JOB:
Go through the entries below and print each one exactly, leaving out pictures.

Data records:
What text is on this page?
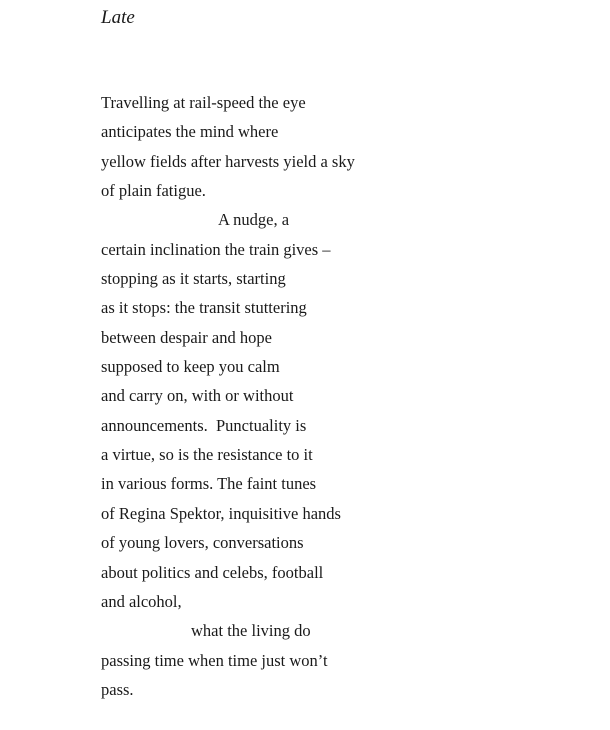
Late
Travelling at rail-speed the eye
anticipates the mind where
yellow fields after harvests yield a sky
of plain fatigue.
A nudge, a
certain inclination the train gives –
stopping as it starts, starting
as it stops: the transit stuttering
between despair and hope
supposed to keep you calm
and carry on, with or without
announcements.  Punctuality is
a virtue, so is the resistance to it
in various forms. The faint tunes
of Regina Spektor, inquisitive hands
of young lovers, conversations
about politics and celebs, football
and alcohol,
what the living do
passing time when time just won’t
pass.
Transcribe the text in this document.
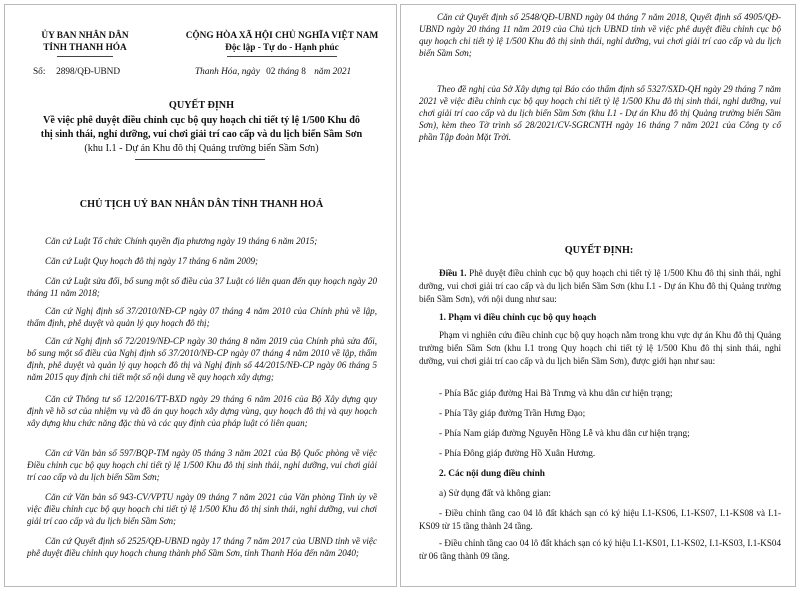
ỦY BAN NHÂN DÂN
TỈNH THANH HÓA
CỘNG HÒA XÃ HỘI CHỦ NGHĨA VIỆT NAM
Độc lập - Tự do - Hạnh phúc
Số: 2898/QĐ-UBND	Thanh Hóa, ngày 02 tháng 8 năm 2021
QUYẾT ĐỊNH
Về việc phê duyệt điều chỉnh cục bộ quy hoạch chi tiết tỷ lệ 1/500 Khu đô
thị sinh thái, nghỉ dưỡng, vui chơi giải trí cao cấp và du lịch biển Sầm Sơn
(khu I.1 - Dự án Khu đô thị Quảng trường biển Sầm Sơn)
CHỦ TỊCH UỶ BAN NHÂN DÂN TỈNH THANH HOÁ
Căn cứ Luật Tổ chức Chính quyền địa phương ngày 19 tháng 6 năm 2015;
Căn cứ Luật Quy hoạch đô thị ngày 17 tháng 6 năm 2009;
Căn cứ Luật sửa đổi, bổ sung một số điều của 37 Luật có liên quan đến quy hoạch ngày 20 tháng 11 năm 2018;
Căn cứ Nghị định số 37/2010/NĐ-CP ngày 07 tháng 4 năm 2010 của Chính phủ về lập, thẩm định, phê duyệt và quản lý quy hoạch đô thị;
Căn cứ Nghị định số 72/2019/NĐ-CP ngày 30 tháng 8 năm 2019 của Chính phủ sửa đổi, bổ sung một số điều của Nghị định số 37/2010/NĐ-CP ngày 07 tháng 4 năm 2010 về lập, thẩm định, phê duyệt và quản lý quy hoạch đô thị và Nghị định số 44/2015/NĐ-CP ngày 06 tháng 5 năm 2015 quy định chi tiết một số nội dung về quy hoạch xây dựng;
Căn cứ Thông tư số 12/2016/TT-BXD ngày 29 tháng 6 năm 2016 của Bộ Xây dựng quy định về hồ sơ của nhiệm vụ và đồ án quy hoạch xây dựng vùng, quy hoạch đô thị và quy hoạch xây dựng khu chức năng đặc thù và các quy định của pháp luật có liên quan;
Căn cứ Văn bản số 597/BQP-TM ngày 05 tháng 3 năm 2021 của Bộ Quốc phòng về việc Điều chỉnh cục bộ quy hoạch chi tiết tỷ lệ 1/500 Khu đô thị sinh thái, nghỉ dưỡng, vui chơi giải trí cao cấp và du lịch biển Sầm Sơn;
Căn cứ Văn bản số 943-CV/VPTU ngày 09 tháng 7 năm 2021 của Văn phòng Tỉnh ủy về việc điều chỉnh cục bộ quy hoạch chi tiết tỷ lệ 1/500 Khu đô thị sinh thái, nghỉ dưỡng, vui chơi giải trí cao cấp và du lịch biển Sầm Sơn;
Căn cứ Quyết định số 2525/QĐ-UBND ngày 17 tháng 7 năm 2017 của UBND tỉnh về việc phê duyệt điều chỉnh quy hoạch chung thành phố Sầm Sơn, tỉnh Thanh Hóa đến năm 2040;
Căn cứ Quyết định số 2548/QĐ-UBND ngày 04 tháng 7 năm 2018, Quyết định số 4905/QĐ-UBND ngày 20 tháng 11 năm 2019 của Chủ tịch UBND tỉnh về việc phê duyệt điều chỉnh cục bộ quy hoạch chi tiết tỷ lệ 1/500 Khu đô thị sinh thái, nghỉ dưỡng, vui chơi giải trí cao cấp và du lịch biển Sầm Sơn;
Theo đề nghị của Sở Xây dựng tại Báo cáo thẩm định số 5327/SXD-QH ngày 29 tháng 7 năm 2021 về việc điều chỉnh cục bộ quy hoạch chi tiết tỷ lệ 1/500 Khu đô thị sinh thái, nghỉ dưỡng, vui chơi giải trí cao cấp và du lịch biển Sầm Sơn (khu I.1 - Dự án Khu đô thị Quảng trường biển Sầm Sơn), kèm theo Tờ trình số 28/2021/CV-SGRCNTH ngày 16 tháng 7 năm 2021 của Công ty cổ phần Tập đoàn Mặt Trời.
QUYẾT ĐỊNH:
Điều 1. Phê duyệt điều chỉnh cục bộ quy hoạch chi tiết tỷ lệ 1/500 Khu đô thị sinh thái, nghỉ dưỡng, vui chơi giải trí cao cấp và du lịch biển Sầm Sơn (khu I.1 - Dự án Khu đô thị Quảng trường biển Sầm Sơn), với nội dung như sau:
1. Phạm vi điều chỉnh cục bộ quy hoạch
Phạm vi nghiên cứu điều chỉnh cục bộ quy hoạch nằm trong khu vực dự án Khu đô thị Quảng trường biển Sầm Sơn (khu I.1 trong Quy hoạch chi tiết tỷ lệ 1/500 Khu đô thị sinh thái, nghỉ dưỡng, vui chơi giải trí cao cấp và du lịch biển Sầm Sơn), được giới hạn như sau:
- Phía Bắc giáp đường Hai Bà Trưng và khu dân cư hiện trạng;
- Phía Tây giáp đường Trần Hưng Đạo;
- Phía Nam giáp đường Nguyễn Hồng Lễ và khu dân cư hiện trạng;
- Phía Đông giáp đường Hồ Xuân Hương.
2. Các nội dung điều chỉnh
a) Sử dụng đất và không gian:
- Điều chỉnh tầng cao 04 lô đất khách sạn có ký hiệu I.1-KS06, I.1-KS07, I.1-KS08 và I.1-KS09 từ 15 tầng thành 24 tầng.
- Điều chỉnh tầng cao 04 lô đất khách sạn có ký hiệu I.1-KS01, I.1-KS02, I.1-KS03, I.1-KS04 từ 06 tầng thành 09 tầng.
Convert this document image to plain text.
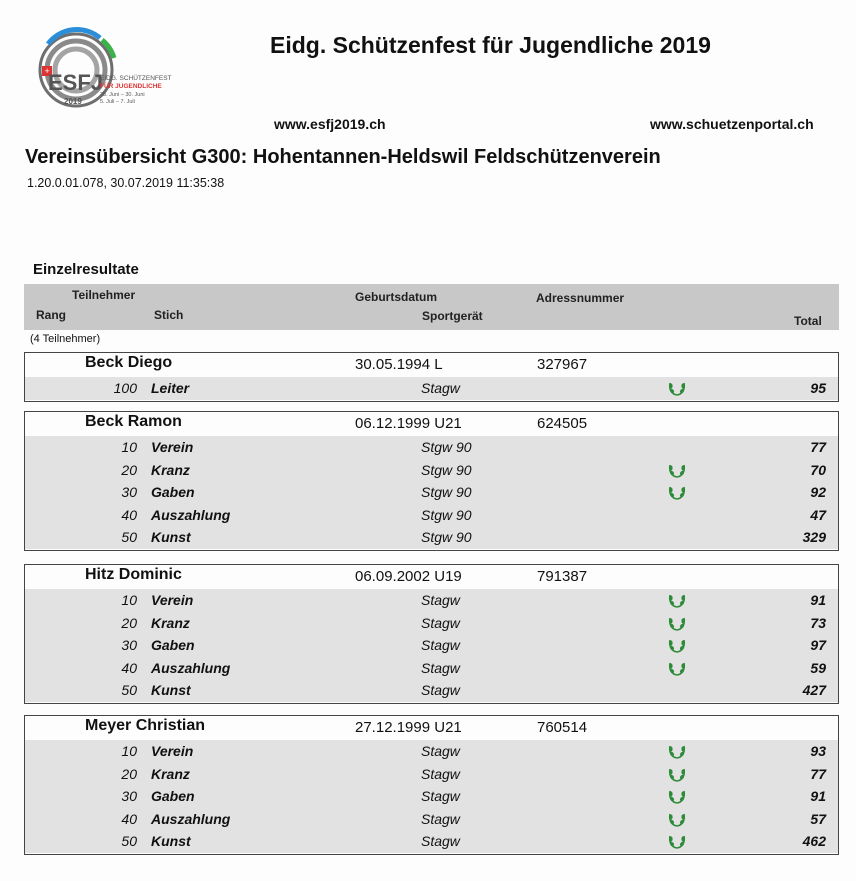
+
ESFJ
2019
EIDG. SCHÜTZENFEST
FÜR JUGENDLICHE
28. Juni – 30. Juni
5. Juli – 7. Juli
Eidg. Schützenfest für Jugendliche 2019
www.esfj2019.ch	www.schuetzenportal.ch
Vereinsübersicht G300: Hohentannen-Heldswil Feldschützenverein
1.20.0.01.078, 30.07.2019 11:35:38
Einzelresultate
Teilnehmer	Geburtsdatum	Adressnummer
Rang	Stich	Sportgerät	Total
(4 Teilnehmer)
Beck Diego	30.05.1994 L	327967
100 Leiter	Stagw	95
Beck Ramon	06.12.1999 U21	624505
10 Verein	Stgw 90	77
20 Kranz	Stgw 90	70
30 Gaben	Stgw 90	92
40 Auszahlung	Stgw 90	47
50 Kunst	Stgw 90	329
Hitz Dominic	06.09.2002 U19	791387
10 Verein	Stagw	91
20 Kranz	Stagw	73
30 Gaben	Stagw	97
40 Auszahlung	Stagw	59
50 Kunst	Stagw	427
Meyer Christian	27.12.1999 U21	760514
10 Verein	Stagw	93
20 Kranz	Stagw	77
30 Gaben	Stagw	91
40 Auszahlung	Stagw	57
50 Kunst	Stagw	462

SOLUTION FOR THIS TASK:
What text is on this page?
Late
Travelling at rail-speed the eye
anticipates the mind where
yellow fields after harvests yield a sky
of plain fatigue.
A nudge, a
certain inclination the train gives –
stopping as it starts, starting
as it stops: the transit stuttering
between despair and hope
supposed to keep you calm
and carry on, with or without
announcements.  Punctuality is
a virtue, so is the resistance to it
in various forms. The faint tunes
of Regina Spektor, inquisitive hands
of young lovers, conversations
about politics and celebs, football
and alcohol,
what the living do
passing time when time just won’t
pass.
Transcribe the text in this document.
ỦY BAN NHÂN DÂN
TỈNH THANH HÓA
CỘNG HÒA XÃ HỘI CHỦ NGHĨA VIỆT NAM
Độc lập - Tự do - Hạnh phúc
Số: 2898/QĐ-UBND	Thanh Hóa, ngày 02 tháng 8 năm 2021
QUYẾT ĐỊNH
Về việc phê duyệt điều chỉnh cục bộ quy hoạch chi tiết tỷ lệ 1/500 Khu đô
thị sinh thái, nghỉ dưỡng, vui chơi giải trí cao cấp và du lịch biển Sầm Sơn
(khu I.1 - Dự án Khu đô thị Quảng trường biển Sầm Sơn)
CHỦ TỊCH UỶ BAN NHÂN DÂN TỈNH THANH HOÁ
Căn cứ Luật Tổ chức Chính quyền địa phương ngày 19 tháng 6 năm 2015;
Căn cứ Luật Quy hoạch đô thị ngày 17 tháng 6 năm 2009;
Căn cứ Luật sửa đổi, bổ sung một số điều của 37 Luật có liên quan đến quy hoạch ngày 20 tháng 11 năm 2018;
Căn cứ Nghị định số 37/2010/NĐ-CP ngày 07 tháng 4 năm 2010 của Chính phủ về lập, thẩm định, phê duyệt và quản lý quy hoạch đô thị;
Căn cứ Nghị định số 72/2019/NĐ-CP ngày 30 tháng 8 năm 2019 của Chính phủ sửa đổi, bổ sung một số điều của Nghị định số 37/2010/NĐ-CP ngày 07 tháng 4 năm 2010 về lập, thẩm định, phê duyệt và quản lý quy hoạch đô thị và Nghị định số 44/2015/NĐ-CP ngày 06 tháng 5 năm 2015 quy định chi tiết một số nội dung về quy hoạch xây dựng;
Căn cứ Thông tư số 12/2016/TT-BXD ngày 29 tháng 6 năm 2016 của Bộ Xây dựng quy định về hồ sơ của nhiệm vụ và đồ án quy hoạch xây dựng vùng, quy hoạch đô thị và quy hoạch xây dựng khu chức năng đặc thù và các quy định của pháp luật có liên quan;
Căn cứ Văn bản số 597/BQP-TM ngày 05 tháng 3 năm 2021 của Bộ Quốc phòng về việc Điều chỉnh cục bộ quy hoạch chi tiết tỷ lệ 1/500 Khu đô thị sinh thái, nghỉ dưỡng, vui chơi giải trí cao cấp và du lịch biển Sầm Sơn;
Căn cứ Văn bản số 943-CV/VPTU ngày 09 tháng 7 năm 2021 của Văn phòng Tỉnh ủy về việc điều chỉnh cục bộ quy hoạch chi tiết tỷ lệ 1/500 Khu đô thị sinh thái, nghỉ dưỡng, vui chơi giải trí cao cấp và du lịch biển Sầm Sơn;
Căn cứ Quyết định số 2525/QĐ-UBND ngày 17 tháng 7 năm 2017 của UBND tỉnh về việc phê duyệt điều chỉnh quy hoạch chung thành phố Sầm Sơn, tỉnh Thanh Hóa đến năm 2040;
Căn cứ Quyết định số 2548/QĐ-UBND ngày 04 tháng 7 năm 2018, Quyết định số 4905/QĐ-UBND ngày 20 tháng 11 năm 2019 của Chủ tịch UBND tỉnh về việc phê duyệt điều chỉnh cục bộ quy hoạch chi tiết tỷ lệ 1/500 Khu đô thị sinh thái, nghỉ dưỡng, vui chơi giải trí cao cấp và du lịch biển Sầm Sơn;
Theo đề nghị của Sở Xây dựng tại Báo cáo thẩm định số 5327/SXD-QH ngày 29 tháng 7 năm 2021 về việc điều chỉnh cục bộ quy hoạch chi tiết tỷ lệ 1/500 Khu đô thị sinh thái, nghỉ dưỡng, vui chơi giải trí cao cấp và du lịch biển Sầm Sơn (khu I.1 - Dự án Khu đô thị Quảng trường biển Sầm Sơn), kèm theo Tờ trình số 28/2021/CV-SGRCNTH ngày 16 tháng 7 năm 2021 của Công ty cổ phần Tập đoàn Mặt Trời.
QUYẾT ĐỊNH:
Điều 1. Phê duyệt điều chỉnh cục bộ quy hoạch chi tiết tỷ lệ 1/500 Khu đô thị sinh thái, nghỉ dưỡng, vui chơi giải trí cao cấp và du lịch biển Sầm Sơn (khu I.1 - Dự án Khu đô thị Quảng trường biển Sầm Sơn), với nội dung như sau:
1. Phạm vi điều chỉnh cục bộ quy hoạch
Phạm vi nghiên cứu điều chỉnh cục bộ quy hoạch nằm trong khu vực dự án Khu đô thị Quảng trường biển Sầm Sơn (khu I.1 trong Quy hoạch chi tiết tỷ lệ 1/500 Khu đô thị sinh thái, nghỉ dưỡng, vui chơi giải trí cao cấp và du lịch biển Sầm Sơn), được giới hạn như sau:
- Phía Bắc giáp đường Hai Bà Trưng và khu dân cư hiện trạng;
- Phía Tây giáp đường Trần Hưng Đạo;
- Phía Nam giáp đường Nguyễn Hồng Lễ và khu dân cư hiện trạng;
- Phía Đông giáp đường Hồ Xuân Hương.
2. Các nội dung điều chỉnh
a) Sử dụng đất và không gian:
- Điều chỉnh tầng cao 04 lô đất khách sạn có ký hiệu I.1-KS06, I.1-KS07, I.1-KS08 và I.1-KS09 từ 15 tầng thành 24 tầng.
- Điều chỉnh tầng cao 04 lô đất khách sạn có ký hiệu I.1-KS01, I.1-KS02, I.1-KS03, I.1-KS04 từ 06 tầng thành 09 tầng.
Convert this document image to plain text.
+
ESFJ
2019
EIDG. SCHÜTZENFEST
FÜR JUGENDLICHE
28. Juni – 30. Juni
5. Juli – 7. Juli
Eidg. Schützenfest für Jugendliche 2019
www.esfj2019.ch	www.schuetzenportal.ch
Vereinsübersicht G300: Hohentannen-Heldswil Feldschützenverein
1.20.0.01.078, 30.07.2019 11:35:38
Einzelresultate
Teilnehmer	Geburtsdatum	Adressnummer
Rang	Stich	Sportgerät	Total
(4 Teilnehmer)
Beck Diego	30.05.1994 L	327967
100 Leiter	Stagw	95
Beck Ramon	06.12.1999 U21	624505
10 Verein	Stgw 90	77
20 Kranz	Stgw 90	70
30 Gaben	Stgw 90	92
40 Auszahlung	Stgw 90	47
50 Kunst	Stgw 90	329
Hitz Dominic	06.09.2002 U19	791387
10 Verein	Stagw	91
20 Kranz	Stagw	73
30 Gaben	Stagw	97
40 Auszahlung	Stagw	59
50 Kunst	Stagw	427
Meyer Christian	27.12.1999 U21	760514
10 Verein	Stagw	93
20 Kranz	Stagw	77
30 Gaben	Stagw	91
40 Auszahlung	Stagw	57
50 Kunst	Stagw	462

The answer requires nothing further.